#### DATA SECTION ####

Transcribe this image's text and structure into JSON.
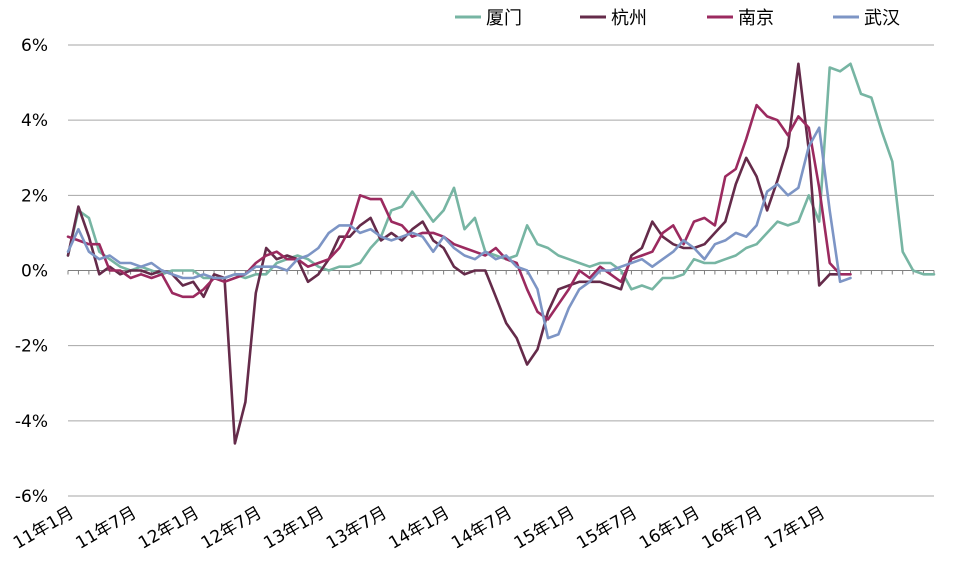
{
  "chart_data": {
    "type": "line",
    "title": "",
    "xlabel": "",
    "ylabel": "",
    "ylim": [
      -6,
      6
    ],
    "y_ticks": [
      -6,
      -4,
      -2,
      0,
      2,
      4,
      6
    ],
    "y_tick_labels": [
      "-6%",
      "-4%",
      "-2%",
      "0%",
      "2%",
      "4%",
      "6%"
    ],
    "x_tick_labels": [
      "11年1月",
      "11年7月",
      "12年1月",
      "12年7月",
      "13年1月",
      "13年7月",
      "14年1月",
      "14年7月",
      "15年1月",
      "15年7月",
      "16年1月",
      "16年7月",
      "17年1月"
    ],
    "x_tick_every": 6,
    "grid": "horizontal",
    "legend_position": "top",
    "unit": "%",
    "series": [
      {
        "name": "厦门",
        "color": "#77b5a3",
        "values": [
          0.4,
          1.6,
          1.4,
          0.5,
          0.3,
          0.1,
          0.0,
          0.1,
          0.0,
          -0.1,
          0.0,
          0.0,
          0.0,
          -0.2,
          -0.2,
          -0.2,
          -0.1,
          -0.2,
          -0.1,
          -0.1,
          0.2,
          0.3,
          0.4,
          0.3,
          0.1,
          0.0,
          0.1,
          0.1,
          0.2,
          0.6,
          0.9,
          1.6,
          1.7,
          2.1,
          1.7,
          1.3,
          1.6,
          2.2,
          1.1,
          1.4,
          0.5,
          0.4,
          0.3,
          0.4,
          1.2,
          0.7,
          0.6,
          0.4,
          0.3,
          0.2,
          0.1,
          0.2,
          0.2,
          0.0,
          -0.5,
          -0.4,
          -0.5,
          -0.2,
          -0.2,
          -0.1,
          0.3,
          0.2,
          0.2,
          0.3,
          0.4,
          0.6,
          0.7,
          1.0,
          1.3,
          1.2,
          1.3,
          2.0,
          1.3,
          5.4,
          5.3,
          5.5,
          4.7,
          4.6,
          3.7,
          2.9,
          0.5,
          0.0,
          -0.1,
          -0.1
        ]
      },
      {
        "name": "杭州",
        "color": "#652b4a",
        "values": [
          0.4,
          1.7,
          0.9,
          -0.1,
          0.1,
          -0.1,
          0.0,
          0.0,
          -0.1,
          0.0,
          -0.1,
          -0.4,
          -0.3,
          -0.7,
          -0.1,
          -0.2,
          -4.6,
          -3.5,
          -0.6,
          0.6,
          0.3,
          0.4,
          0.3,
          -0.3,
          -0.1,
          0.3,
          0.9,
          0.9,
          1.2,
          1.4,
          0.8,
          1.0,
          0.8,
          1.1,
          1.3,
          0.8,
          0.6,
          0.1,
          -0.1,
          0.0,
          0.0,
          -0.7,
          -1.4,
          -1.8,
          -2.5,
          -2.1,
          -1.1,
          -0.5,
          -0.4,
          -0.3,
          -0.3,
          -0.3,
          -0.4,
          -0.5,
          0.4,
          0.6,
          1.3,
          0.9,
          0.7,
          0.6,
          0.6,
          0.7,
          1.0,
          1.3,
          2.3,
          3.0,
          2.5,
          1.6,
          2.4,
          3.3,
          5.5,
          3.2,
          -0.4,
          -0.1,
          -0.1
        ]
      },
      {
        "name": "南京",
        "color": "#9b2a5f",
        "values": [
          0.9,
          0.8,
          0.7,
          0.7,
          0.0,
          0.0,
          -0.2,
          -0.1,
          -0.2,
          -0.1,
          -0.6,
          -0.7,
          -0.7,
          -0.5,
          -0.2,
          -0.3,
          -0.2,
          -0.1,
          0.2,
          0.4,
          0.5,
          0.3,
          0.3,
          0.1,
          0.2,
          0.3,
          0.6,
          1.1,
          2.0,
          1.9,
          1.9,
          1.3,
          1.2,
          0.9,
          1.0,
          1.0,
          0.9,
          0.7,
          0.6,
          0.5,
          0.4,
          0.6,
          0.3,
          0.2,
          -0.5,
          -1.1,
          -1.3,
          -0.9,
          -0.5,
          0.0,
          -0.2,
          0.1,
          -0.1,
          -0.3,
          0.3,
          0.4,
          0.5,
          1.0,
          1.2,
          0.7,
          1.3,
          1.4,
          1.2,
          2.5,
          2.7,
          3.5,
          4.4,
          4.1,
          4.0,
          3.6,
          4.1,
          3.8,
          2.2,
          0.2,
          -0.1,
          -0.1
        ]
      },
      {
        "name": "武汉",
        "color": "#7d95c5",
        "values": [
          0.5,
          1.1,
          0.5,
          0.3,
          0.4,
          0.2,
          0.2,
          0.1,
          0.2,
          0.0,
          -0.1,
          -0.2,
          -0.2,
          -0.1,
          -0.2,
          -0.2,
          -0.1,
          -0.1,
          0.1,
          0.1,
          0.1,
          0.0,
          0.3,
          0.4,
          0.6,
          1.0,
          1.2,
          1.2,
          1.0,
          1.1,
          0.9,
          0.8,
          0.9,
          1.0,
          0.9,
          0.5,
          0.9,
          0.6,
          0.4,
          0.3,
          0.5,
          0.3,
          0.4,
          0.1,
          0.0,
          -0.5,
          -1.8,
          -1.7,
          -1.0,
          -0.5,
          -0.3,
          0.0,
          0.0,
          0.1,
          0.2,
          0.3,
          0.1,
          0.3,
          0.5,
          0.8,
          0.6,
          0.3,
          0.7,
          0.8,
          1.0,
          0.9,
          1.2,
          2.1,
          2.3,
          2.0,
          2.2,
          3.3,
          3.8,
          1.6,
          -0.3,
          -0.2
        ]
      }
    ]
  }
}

####
#### DATA SECTION ####

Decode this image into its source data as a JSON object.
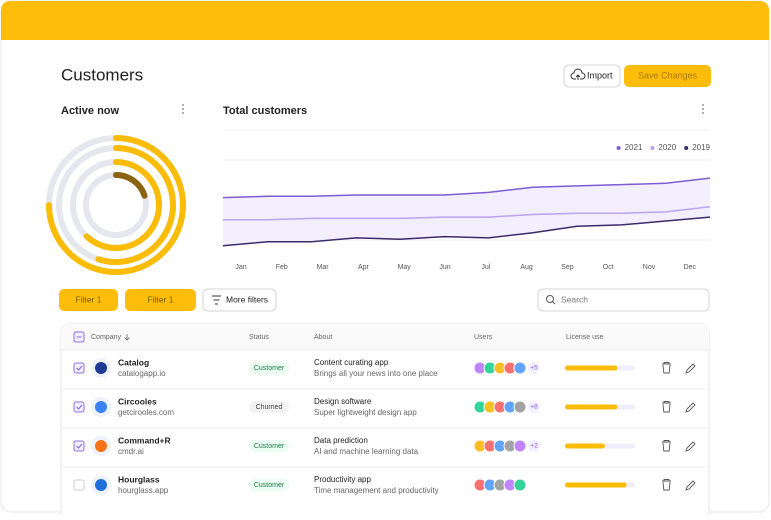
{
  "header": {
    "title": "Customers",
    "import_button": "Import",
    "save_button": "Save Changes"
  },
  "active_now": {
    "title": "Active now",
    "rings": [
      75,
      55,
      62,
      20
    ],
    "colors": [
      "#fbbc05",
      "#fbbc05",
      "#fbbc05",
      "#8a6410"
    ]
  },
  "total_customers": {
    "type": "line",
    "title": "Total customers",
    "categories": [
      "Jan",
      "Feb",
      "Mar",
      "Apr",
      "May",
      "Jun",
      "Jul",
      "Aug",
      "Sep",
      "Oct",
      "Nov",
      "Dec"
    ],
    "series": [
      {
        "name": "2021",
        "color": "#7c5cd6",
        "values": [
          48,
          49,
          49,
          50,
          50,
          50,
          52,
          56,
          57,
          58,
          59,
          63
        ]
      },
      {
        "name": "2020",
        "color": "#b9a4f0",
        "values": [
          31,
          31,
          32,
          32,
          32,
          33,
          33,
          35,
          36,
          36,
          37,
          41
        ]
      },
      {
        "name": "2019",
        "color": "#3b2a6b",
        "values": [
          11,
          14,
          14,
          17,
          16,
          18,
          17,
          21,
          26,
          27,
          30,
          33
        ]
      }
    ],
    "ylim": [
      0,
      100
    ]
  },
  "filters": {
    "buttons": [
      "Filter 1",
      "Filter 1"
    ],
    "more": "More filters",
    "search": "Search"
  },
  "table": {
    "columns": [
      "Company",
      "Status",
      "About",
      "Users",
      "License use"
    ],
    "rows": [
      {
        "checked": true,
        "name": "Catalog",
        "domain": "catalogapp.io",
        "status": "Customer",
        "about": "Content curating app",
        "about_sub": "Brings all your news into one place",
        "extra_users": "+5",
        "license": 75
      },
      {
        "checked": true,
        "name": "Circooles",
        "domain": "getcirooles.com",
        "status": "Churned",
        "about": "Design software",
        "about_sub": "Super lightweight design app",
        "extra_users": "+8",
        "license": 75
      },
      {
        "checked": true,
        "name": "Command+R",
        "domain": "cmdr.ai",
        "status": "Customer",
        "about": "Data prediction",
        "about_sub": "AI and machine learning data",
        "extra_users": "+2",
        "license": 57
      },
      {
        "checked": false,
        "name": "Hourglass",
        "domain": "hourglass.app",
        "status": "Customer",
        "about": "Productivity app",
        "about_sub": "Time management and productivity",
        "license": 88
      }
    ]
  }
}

####

EXERCISE: Exactly how many lines of the material contain the word "into"? Write the number alone.

EXERCISE RESULT: 3